§ **PROBLEM DESCRIPTION**
Reproduce each record exactly.

START DATASET EXCERPTS

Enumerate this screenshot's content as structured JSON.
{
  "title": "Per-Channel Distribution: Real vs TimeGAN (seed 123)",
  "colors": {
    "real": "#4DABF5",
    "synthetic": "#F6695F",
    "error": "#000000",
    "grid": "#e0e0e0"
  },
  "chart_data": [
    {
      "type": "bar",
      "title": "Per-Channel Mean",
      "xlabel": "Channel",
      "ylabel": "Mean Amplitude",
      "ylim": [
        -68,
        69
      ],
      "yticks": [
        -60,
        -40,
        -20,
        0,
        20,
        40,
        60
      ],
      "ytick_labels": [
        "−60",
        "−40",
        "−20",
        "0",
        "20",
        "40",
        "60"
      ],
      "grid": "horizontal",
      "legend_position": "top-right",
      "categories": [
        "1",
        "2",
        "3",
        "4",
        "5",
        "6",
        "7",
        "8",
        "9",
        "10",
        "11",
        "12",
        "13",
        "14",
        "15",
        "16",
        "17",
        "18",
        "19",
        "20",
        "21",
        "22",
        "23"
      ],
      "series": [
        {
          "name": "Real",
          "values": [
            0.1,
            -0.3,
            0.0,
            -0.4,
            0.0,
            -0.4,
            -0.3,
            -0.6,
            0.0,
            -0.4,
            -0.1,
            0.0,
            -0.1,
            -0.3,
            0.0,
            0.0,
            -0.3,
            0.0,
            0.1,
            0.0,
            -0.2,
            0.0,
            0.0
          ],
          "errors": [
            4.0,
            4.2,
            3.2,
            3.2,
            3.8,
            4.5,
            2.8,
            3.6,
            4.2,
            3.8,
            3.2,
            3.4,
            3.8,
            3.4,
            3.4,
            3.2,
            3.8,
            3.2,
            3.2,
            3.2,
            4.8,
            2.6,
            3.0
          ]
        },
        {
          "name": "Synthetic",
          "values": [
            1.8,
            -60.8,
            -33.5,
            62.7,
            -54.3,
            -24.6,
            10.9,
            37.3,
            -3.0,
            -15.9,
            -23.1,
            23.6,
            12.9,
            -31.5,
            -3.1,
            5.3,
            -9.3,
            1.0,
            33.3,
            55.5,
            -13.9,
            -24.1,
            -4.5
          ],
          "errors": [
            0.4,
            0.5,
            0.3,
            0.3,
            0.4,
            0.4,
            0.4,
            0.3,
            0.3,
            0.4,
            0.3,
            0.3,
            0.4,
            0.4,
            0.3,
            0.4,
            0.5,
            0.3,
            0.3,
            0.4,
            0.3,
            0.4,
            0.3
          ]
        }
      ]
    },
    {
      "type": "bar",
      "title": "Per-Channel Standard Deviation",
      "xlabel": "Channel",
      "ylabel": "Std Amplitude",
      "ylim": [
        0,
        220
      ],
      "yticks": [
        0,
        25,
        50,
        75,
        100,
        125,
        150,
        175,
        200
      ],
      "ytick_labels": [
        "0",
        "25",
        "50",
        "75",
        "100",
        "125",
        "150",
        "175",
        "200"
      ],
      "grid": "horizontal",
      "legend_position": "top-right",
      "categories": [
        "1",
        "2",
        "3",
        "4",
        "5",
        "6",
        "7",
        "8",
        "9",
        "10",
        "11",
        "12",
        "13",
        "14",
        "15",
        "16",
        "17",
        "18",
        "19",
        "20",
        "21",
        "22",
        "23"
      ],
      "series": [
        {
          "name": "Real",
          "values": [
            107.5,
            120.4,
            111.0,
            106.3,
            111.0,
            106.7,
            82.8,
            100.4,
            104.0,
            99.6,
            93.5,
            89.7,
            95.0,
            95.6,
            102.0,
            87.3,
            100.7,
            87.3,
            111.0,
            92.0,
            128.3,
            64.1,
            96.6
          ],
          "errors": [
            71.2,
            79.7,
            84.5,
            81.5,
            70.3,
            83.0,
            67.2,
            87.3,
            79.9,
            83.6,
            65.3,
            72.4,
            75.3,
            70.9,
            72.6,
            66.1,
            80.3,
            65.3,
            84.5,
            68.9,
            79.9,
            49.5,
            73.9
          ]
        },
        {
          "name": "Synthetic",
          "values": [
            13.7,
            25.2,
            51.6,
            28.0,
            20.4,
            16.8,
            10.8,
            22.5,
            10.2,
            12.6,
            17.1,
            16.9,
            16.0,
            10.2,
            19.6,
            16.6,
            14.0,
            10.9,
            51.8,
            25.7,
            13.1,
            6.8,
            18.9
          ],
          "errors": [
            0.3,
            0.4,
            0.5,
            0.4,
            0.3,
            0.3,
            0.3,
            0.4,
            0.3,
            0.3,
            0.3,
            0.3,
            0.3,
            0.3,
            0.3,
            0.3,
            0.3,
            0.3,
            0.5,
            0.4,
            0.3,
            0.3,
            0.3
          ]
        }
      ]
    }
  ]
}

END DATASET EXCERPTS

§ **SOLUTION FOR THIS EXERCISE**
Enumerate this screenshot's content as structured JSON.
{
  "title": "Per-Channel Distribution: Real vs TimeGAN (seed 123)",
  "colors": {
    "real": "#4DABF5",
    "synthetic": "#F6695F",
    "error": "#000000",
    "grid": "#e0e0e0"
  },
  "chart_data": [
    {
      "type": "bar",
      "title": "Per-Channel Mean",
      "xlabel": "Channel",
      "ylabel": "Mean Amplitude",
      "ylim": [
        -68,
        69
      ],
      "yticks": [
        -60,
        -40,
        -20,
        0,
        20,
        40,
        60
      ],
      "ytick_labels": [
        "−60",
        "−40",
        "−20",
        "0",
        "20",
        "40",
        "60"
      ],
      "grid": "horizontal",
      "legend_position": "top-right",
      "categories": [
        "1",
        "2",
        "3",
        "4",
        "5",
        "6",
        "7",
        "8",
        "9",
        "10",
        "11",
        "12",
        "13",
        "14",
        "15",
        "16",
        "17",
        "18",
        "19",
        "20",
        "21",
        "22",
        "23"
      ],
      "series": [
        {
          "name": "Real",
          "values": [
            0.1,
            -0.3,
            0.0,
            -0.4,
            0.0,
            -0.4,
            -0.3,
            -0.6,
            0.0,
            -0.4,
            -0.1,
            0.0,
            -0.1,
            -0.3,
            0.0,
            0.0,
            -0.3,
            0.0,
            0.1,
            0.0,
            -0.2,
            0.0,
            0.0
          ],
          "errors": [
            4.0,
            4.2,
            3.2,
            3.2,
            3.8,
            4.5,
            2.8,
            3.6,
            4.2,
            3.8,
            3.2,
            3.4,
            3.8,
            3.4,
            3.4,
            3.2,
            3.8,
            3.2,
            3.2,
            3.2,
            4.8,
            2.6,
            3.0
          ]
        },
        {
          "name": "Synthetic",
          "values": [
            1.8,
            -60.8,
            -33.5,
            62.7,
            -54.3,
            -24.6,
            10.9,
            37.3,
            -3.0,
            -15.9,
            -23.1,
            23.6,
            12.9,
            -31.5,
            -3.1,
            5.3,
            -9.3,
            1.0,
            33.3,
            55.5,
            -13.9,
            -24.1,
            -4.5
          ],
          "errors": [
            0.4,
            0.5,
            0.3,
            0.3,
            0.4,
            0.4,
            0.4,
            0.3,
            0.3,
            0.4,
            0.3,
            0.3,
            0.4,
            0.4,
            0.3,
            0.4,
            0.5,
            0.3,
            0.3,
            0.4,
            0.3,
            0.4,
            0.3
          ]
        }
      ]
    },
    {
      "type": "bar",
      "title": "Per-Channel Standard Deviation",
      "xlabel": "Channel",
      "ylabel": "Std Amplitude",
      "ylim": [
        0,
        220
      ],
      "yticks": [
        0,
        25,
        50,
        75,
        100,
        125,
        150,
        175,
        200
      ],
      "ytick_labels": [
        "0",
        "25",
        "50",
        "75",
        "100",
        "125",
        "150",
        "175",
        "200"
      ],
      "grid": "horizontal",
      "legend_position": "top-right",
      "categories": [
        "1",
        "2",
        "3",
        "4",
        "5",
        "6",
        "7",
        "8",
        "9",
        "10",
        "11",
        "12",
        "13",
        "14",
        "15",
        "16",
        "17",
        "18",
        "19",
        "20",
        "21",
        "22",
        "23"
      ],
      "series": [
        {
          "name": "Real",
          "values": [
            107.5,
            120.4,
            111.0,
            106.3,
            111.0,
            106.7,
            82.8,
            100.4,
            104.0,
            99.6,
            93.5,
            89.7,
            95.0,
            95.6,
            102.0,
            87.3,
            100.7,
            87.3,
            111.0,
            92.0,
            128.3,
            64.1,
            96.6
          ],
          "errors": [
            71.2,
            79.7,
            84.5,
            81.5,
            70.3,
            83.0,
            67.2,
            87.3,
            79.9,
            83.6,
            65.3,
            72.4,
            75.3,
            70.9,
            72.6,
            66.1,
            80.3,
            65.3,
            84.5,
            68.9,
            79.9,
            49.5,
            73.9
          ]
        },
        {
          "name": "Synthetic",
          "values": [
            13.7,
            25.2,
            51.6,
            28.0,
            20.4,
            16.8,
            10.8,
            22.5,
            10.2,
            12.6,
            17.1,
            16.9,
            16.0,
            10.2,
            19.6,
            16.6,
            14.0,
            10.9,
            51.8,
            25.7,
            13.1,
            6.8,
            18.9
          ],
          "errors": [
            0.3,
            0.4,
            0.5,
            0.4,
            0.3,
            0.3,
            0.3,
            0.4,
            0.3,
            0.3,
            0.3,
            0.3,
            0.3,
            0.3,
            0.3,
            0.3,
            0.3,
            0.3,
            0.5,
            0.4,
            0.3,
            0.3,
            0.3
          ]
        }
      ]
    }
  ]
}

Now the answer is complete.